Aim -
Your copy of the material must match it exactly, except that pictures are dropped.

>> begin Provided records

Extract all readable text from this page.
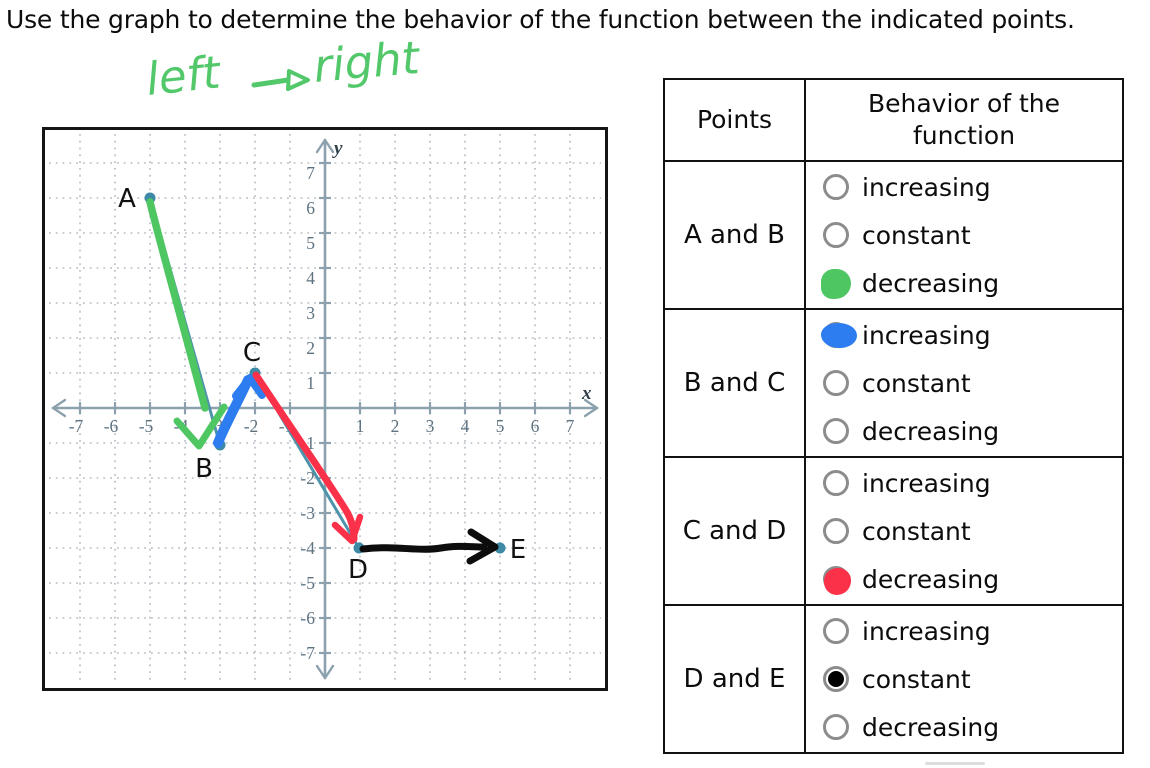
Use the graph to determine the behavior of the function between the indicated points.
left right
-7 -6 -5 -4 -3 -2 -1	1 2 3 4 5 6 7
7
6
5
4
3
2
1
-1
-2
-3
-4
-5
-6
-7
x
y
A
B
C
D
E
Points	Behavior of the function

A and B	increasing
constant
decreasing

B and C	increasing
constant
decreasing

C and D	increasing
constant
decreasing

D and E	increasing
constant
decreasing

>> end Provided records

Response -
Extract all readable text from this page.
Use the graph to determine the behavior of the function between the indicated points.
left right
-7 -6 -5 -4 -3 -2 -1	1 2 3 4 5 6 7
7
6
5
4
3
2
1
-1
-2
-3
-4
-5
-6
-7
x
y
A
B
C
D
E
Points	Behavior of the function

A and B	increasing
constant
decreasing

B and C	increasing
constant
decreasing

C and D	increasing
constant
decreasing

D and E	increasing
constant
decreasing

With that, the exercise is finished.